▸ **Task prompt**
Your task is to give the listing below back word for word, pictures excluded.

◇ ◇ ◇

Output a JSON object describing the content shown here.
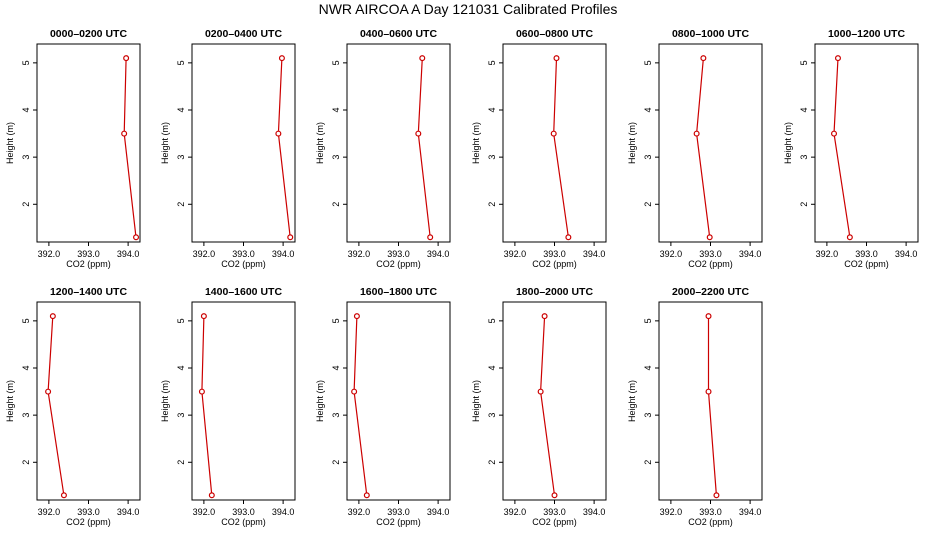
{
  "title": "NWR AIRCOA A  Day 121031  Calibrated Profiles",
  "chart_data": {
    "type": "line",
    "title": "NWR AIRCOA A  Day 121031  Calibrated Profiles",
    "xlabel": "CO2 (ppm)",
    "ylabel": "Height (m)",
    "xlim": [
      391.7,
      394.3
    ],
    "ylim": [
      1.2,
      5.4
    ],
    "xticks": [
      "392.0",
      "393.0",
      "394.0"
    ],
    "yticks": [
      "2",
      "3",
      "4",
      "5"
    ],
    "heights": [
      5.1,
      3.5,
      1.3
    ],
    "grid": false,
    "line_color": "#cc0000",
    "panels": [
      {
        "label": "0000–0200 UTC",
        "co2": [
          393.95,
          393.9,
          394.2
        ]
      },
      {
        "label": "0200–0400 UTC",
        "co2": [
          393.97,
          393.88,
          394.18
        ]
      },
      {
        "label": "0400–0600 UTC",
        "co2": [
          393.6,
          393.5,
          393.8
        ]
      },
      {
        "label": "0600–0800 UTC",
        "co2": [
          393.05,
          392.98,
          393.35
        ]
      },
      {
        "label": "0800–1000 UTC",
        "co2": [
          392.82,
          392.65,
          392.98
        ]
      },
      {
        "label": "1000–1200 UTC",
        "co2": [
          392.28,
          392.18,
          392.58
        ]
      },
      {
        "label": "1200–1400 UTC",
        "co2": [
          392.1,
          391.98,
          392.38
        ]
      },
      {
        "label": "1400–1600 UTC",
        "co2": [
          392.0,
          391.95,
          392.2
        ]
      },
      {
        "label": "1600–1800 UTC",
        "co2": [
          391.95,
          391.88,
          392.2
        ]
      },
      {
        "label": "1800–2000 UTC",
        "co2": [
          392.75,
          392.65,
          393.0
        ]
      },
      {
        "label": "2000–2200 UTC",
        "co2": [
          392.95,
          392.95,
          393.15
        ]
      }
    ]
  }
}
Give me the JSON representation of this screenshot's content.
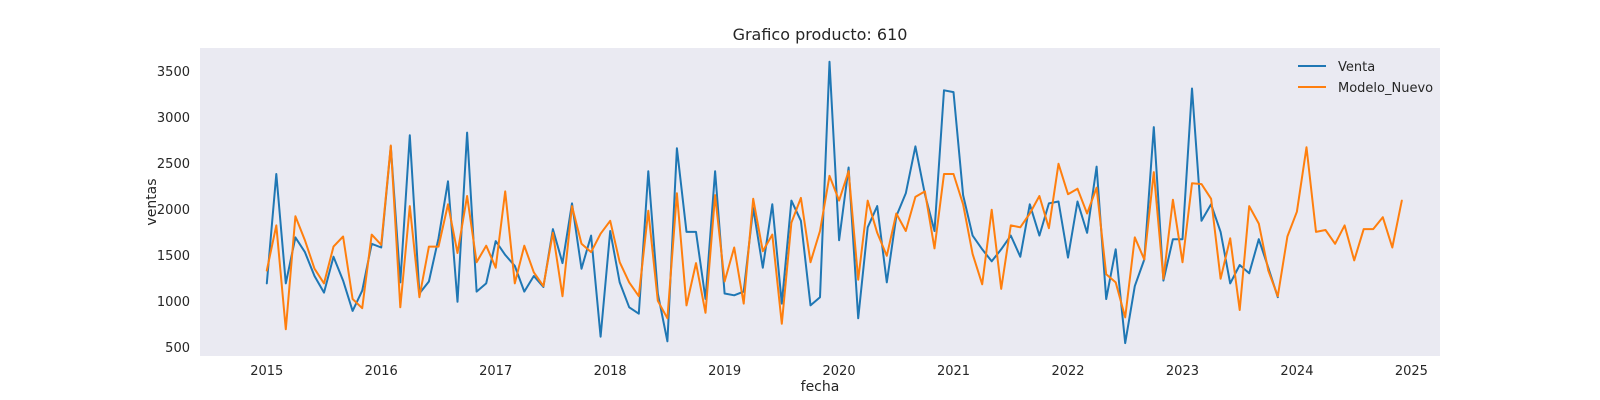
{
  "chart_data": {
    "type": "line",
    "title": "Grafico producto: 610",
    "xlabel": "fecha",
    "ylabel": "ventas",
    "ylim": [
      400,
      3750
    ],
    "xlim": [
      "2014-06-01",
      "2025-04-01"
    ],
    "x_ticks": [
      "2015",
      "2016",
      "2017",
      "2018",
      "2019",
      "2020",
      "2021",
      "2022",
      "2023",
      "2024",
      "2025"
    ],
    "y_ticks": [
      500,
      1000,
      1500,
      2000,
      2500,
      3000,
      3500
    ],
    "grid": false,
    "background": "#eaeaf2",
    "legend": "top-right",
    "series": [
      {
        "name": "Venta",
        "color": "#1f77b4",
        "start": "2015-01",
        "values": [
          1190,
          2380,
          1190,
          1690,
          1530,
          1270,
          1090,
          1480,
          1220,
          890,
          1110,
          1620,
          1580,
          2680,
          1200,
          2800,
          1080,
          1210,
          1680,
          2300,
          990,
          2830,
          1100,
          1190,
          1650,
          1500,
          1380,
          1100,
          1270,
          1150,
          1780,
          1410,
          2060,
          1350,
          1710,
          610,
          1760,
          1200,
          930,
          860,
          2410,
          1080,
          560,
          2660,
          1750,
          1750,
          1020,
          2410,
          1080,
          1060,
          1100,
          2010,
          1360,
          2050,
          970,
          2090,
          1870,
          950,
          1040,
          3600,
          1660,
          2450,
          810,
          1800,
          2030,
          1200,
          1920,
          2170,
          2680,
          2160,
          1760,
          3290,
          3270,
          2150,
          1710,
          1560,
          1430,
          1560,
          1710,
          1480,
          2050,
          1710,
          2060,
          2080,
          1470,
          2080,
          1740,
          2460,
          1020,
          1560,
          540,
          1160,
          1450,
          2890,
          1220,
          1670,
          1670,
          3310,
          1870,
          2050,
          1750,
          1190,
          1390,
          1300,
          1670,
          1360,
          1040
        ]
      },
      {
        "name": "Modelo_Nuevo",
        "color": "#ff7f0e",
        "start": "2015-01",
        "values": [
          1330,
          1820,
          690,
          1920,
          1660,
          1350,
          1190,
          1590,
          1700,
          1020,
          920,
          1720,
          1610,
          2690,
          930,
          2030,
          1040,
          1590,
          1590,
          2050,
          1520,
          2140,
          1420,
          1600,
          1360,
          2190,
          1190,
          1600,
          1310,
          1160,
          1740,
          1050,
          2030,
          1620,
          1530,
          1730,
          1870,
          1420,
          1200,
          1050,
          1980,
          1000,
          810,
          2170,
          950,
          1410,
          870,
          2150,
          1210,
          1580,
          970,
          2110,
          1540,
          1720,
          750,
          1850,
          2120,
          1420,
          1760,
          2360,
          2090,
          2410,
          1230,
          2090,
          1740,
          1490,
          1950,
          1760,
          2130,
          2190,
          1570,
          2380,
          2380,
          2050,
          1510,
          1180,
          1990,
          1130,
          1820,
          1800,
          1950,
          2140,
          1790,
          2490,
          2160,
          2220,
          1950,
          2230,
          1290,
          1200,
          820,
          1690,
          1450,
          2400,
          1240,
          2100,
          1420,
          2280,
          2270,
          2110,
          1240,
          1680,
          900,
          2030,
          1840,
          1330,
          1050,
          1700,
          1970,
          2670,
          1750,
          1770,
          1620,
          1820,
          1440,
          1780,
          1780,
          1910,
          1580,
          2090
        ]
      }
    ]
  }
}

◇ ◇ ◇

▸ **Answer in full**
Output a JSON object describing the content shown here.
{
  "title": "NWR AIRCOA A  Day 121031  Calibrated Profiles",
  "chart_data": {
    "type": "line",
    "title": "NWR AIRCOA A  Day 121031  Calibrated Profiles",
    "xlabel": "CO2 (ppm)",
    "ylabel": "Height (m)",
    "xlim": [
      391.7,
      394.3
    ],
    "ylim": [
      1.2,
      5.4
    ],
    "xticks": [
      "392.0",
      "393.0",
      "394.0"
    ],
    "yticks": [
      "2",
      "3",
      "4",
      "5"
    ],
    "heights": [
      5.1,
      3.5,
      1.3
    ],
    "grid": false,
    "line_color": "#cc0000",
    "panels": [
      {
        "label": "0000–0200 UTC",
        "co2": [
          393.95,
          393.9,
          394.2
        ]
      },
      {
        "label": "0200–0400 UTC",
        "co2": [
          393.97,
          393.88,
          394.18
        ]
      },
      {
        "label": "0400–0600 UTC",
        "co2": [
          393.6,
          393.5,
          393.8
        ]
      },
      {
        "label": "0600–0800 UTC",
        "co2": [
          393.05,
          392.98,
          393.35
        ]
      },
      {
        "label": "0800–1000 UTC",
        "co2": [
          392.82,
          392.65,
          392.98
        ]
      },
      {
        "label": "1000–1200 UTC",
        "co2": [
          392.28,
          392.18,
          392.58
        ]
      },
      {
        "label": "1200–1400 UTC",
        "co2": [
          392.1,
          391.98,
          392.38
        ]
      },
      {
        "label": "1400–1600 UTC",
        "co2": [
          392.0,
          391.95,
          392.2
        ]
      },
      {
        "label": "1600–1800 UTC",
        "co2": [
          391.95,
          391.88,
          392.2
        ]
      },
      {
        "label": "1800–2000 UTC",
        "co2": [
          392.75,
          392.65,
          393.0
        ]
      },
      {
        "label": "2000–2200 UTC",
        "co2": [
          392.95,
          392.95,
          393.15
        ]
      }
    ]
  }
}
Give me the JSON representation of this screenshot's content.
{
  "chart_data": {
    "type": "line",
    "title": "Grafico producto: 610",
    "xlabel": "fecha",
    "ylabel": "ventas",
    "ylim": [
      400,
      3750
    ],
    "xlim": [
      "2014-06-01",
      "2025-04-01"
    ],
    "x_ticks": [
      "2015",
      "2016",
      "2017",
      "2018",
      "2019",
      "2020",
      "2021",
      "2022",
      "2023",
      "2024",
      "2025"
    ],
    "y_ticks": [
      500,
      1000,
      1500,
      2000,
      2500,
      3000,
      3500
    ],
    "grid": false,
    "background": "#eaeaf2",
    "legend": "top-right",
    "series": [
      {
        "name": "Venta",
        "color": "#1f77b4",
        "start": "2015-01",
        "values": [
          1190,
          2380,
          1190,
          1690,
          1530,
          1270,
          1090,
          1480,
          1220,
          890,
          1110,
          1620,
          1580,
          2680,
          1200,
          2800,
          1080,
          1210,
          1680,
          2300,
          990,
          2830,
          1100,
          1190,
          1650,
          1500,
          1380,
          1100,
          1270,
          1150,
          1780,
          1410,
          2060,
          1350,
          1710,
          610,
          1760,
          1200,
          930,
          860,
          2410,
          1080,
          560,
          2660,
          1750,
          1750,
          1020,
          2410,
          1080,
          1060,
          1100,
          2010,
          1360,
          2050,
          970,
          2090,
          1870,
          950,
          1040,
          3600,
          1660,
          2450,
          810,
          1800,
          2030,
          1200,
          1920,
          2170,
          2680,
          2160,
          1760,
          3290,
          3270,
          2150,
          1710,
          1560,
          1430,
          1560,
          1710,
          1480,
          2050,
          1710,
          2060,
          2080,
          1470,
          2080,
          1740,
          2460,
          1020,
          1560,
          540,
          1160,
          1450,
          2890,
          1220,
          1670,
          1670,
          3310,
          1870,
          2050,
          1750,
          1190,
          1390,
          1300,
          1670,
          1360,
          1040
        ]
      },
      {
        "name": "Modelo_Nuevo",
        "color": "#ff7f0e",
        "start": "2015-01",
        "values": [
          1330,
          1820,
          690,
          1920,
          1660,
          1350,
          1190,
          1590,
          1700,
          1020,
          920,
          1720,
          1610,
          2690,
          930,
          2030,
          1040,
          1590,
          1590,
          2050,
          1520,
          2140,
          1420,
          1600,
          1360,
          2190,
          1190,
          1600,
          1310,
          1160,
          1740,
          1050,
          2030,
          1620,
          1530,
          1730,
          1870,
          1420,
          1200,
          1050,
          1980,
          1000,
          810,
          2170,
          950,
          1410,
          870,
          2150,
          1210,
          1580,
          970,
          2110,
          1540,
          1720,
          750,
          1850,
          2120,
          1420,
          1760,
          2360,
          2090,
          2410,
          1230,
          2090,
          1740,
          1490,
          1950,
          1760,
          2130,
          2190,
          1570,
          2380,
          2380,
          2050,
          1510,
          1180,
          1990,
          1130,
          1820,
          1800,
          1950,
          2140,
          1790,
          2490,
          2160,
          2220,
          1950,
          2230,
          1290,
          1200,
          820,
          1690,
          1450,
          2400,
          1240,
          2100,
          1420,
          2280,
          2270,
          2110,
          1240,
          1680,
          900,
          2030,
          1840,
          1330,
          1050,
          1700,
          1970,
          2670,
          1750,
          1770,
          1620,
          1820,
          1440,
          1780,
          1780,
          1910,
          1580,
          2090
        ]
      }
    ]
  }
}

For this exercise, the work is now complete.